(Lines of data)
■ ■ ■

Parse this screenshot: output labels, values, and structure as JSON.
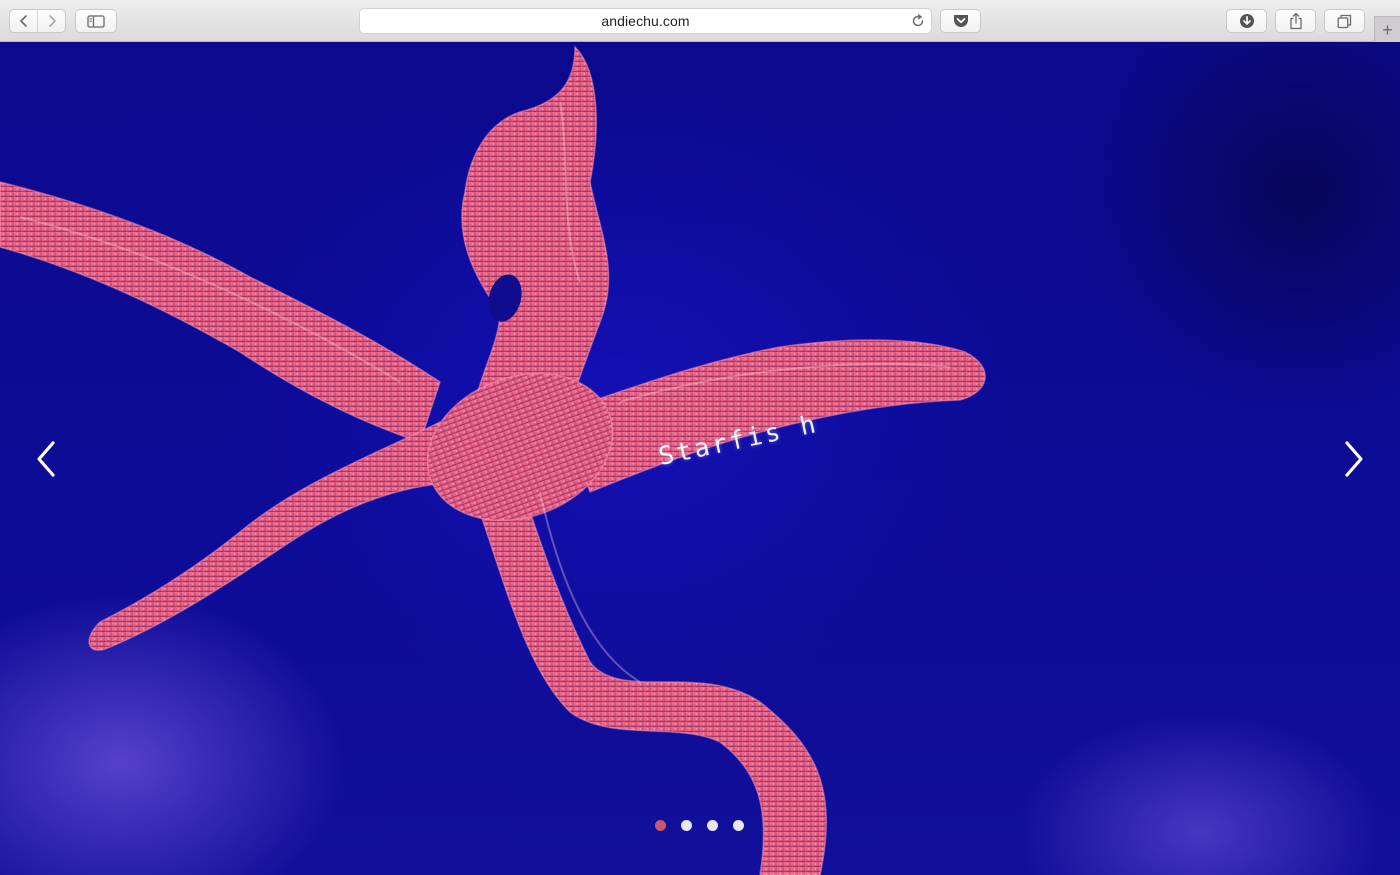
{
  "browser": {
    "url": "andiechu.com",
    "icons": {
      "back": "chevron-left-icon",
      "forward": "chevron-right-icon",
      "sidebar": "sidebar-icon",
      "reload": "reload-icon",
      "pocket": "pocket-icon",
      "downloads": "download-icon",
      "share": "share-icon",
      "tabs": "tabs-icon",
      "new_tab": "plus-icon"
    },
    "new_tab_label": "+"
  },
  "slider": {
    "caption": "Starfis h",
    "prev_icon": "chevron-left-icon",
    "next_icon": "chevron-right-icon",
    "slide_count": 4,
    "active_slide": 1
  },
  "colors": {
    "background": "#0d0c97",
    "starfish": "#e0577f",
    "active_dot": "#c9576f",
    "inactive_dot": "#e6e6f0"
  }
}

■ ■ ■

> [SHORT PROBLEM]: Reproduce every line exactly and omit all pictures.

> [EXPECTED OUTPUT]:
Parse this screenshot: output labels, values, and structure as JSON.
{
  "browser": {
    "url": "andiechu.com",
    "icons": {
      "back": "chevron-left-icon",
      "forward": "chevron-right-icon",
      "sidebar": "sidebar-icon",
      "reload": "reload-icon",
      "pocket": "pocket-icon",
      "downloads": "download-icon",
      "share": "share-icon",
      "tabs": "tabs-icon",
      "new_tab": "plus-icon"
    },
    "new_tab_label": "+"
  },
  "slider": {
    "caption": "Starfis h",
    "prev_icon": "chevron-left-icon",
    "next_icon": "chevron-right-icon",
    "slide_count": 4,
    "active_slide": 1
  },
  "colors": {
    "background": "#0d0c97",
    "starfish": "#e0577f",
    "active_dot": "#c9576f",
    "inactive_dot": "#e6e6f0"
  }
}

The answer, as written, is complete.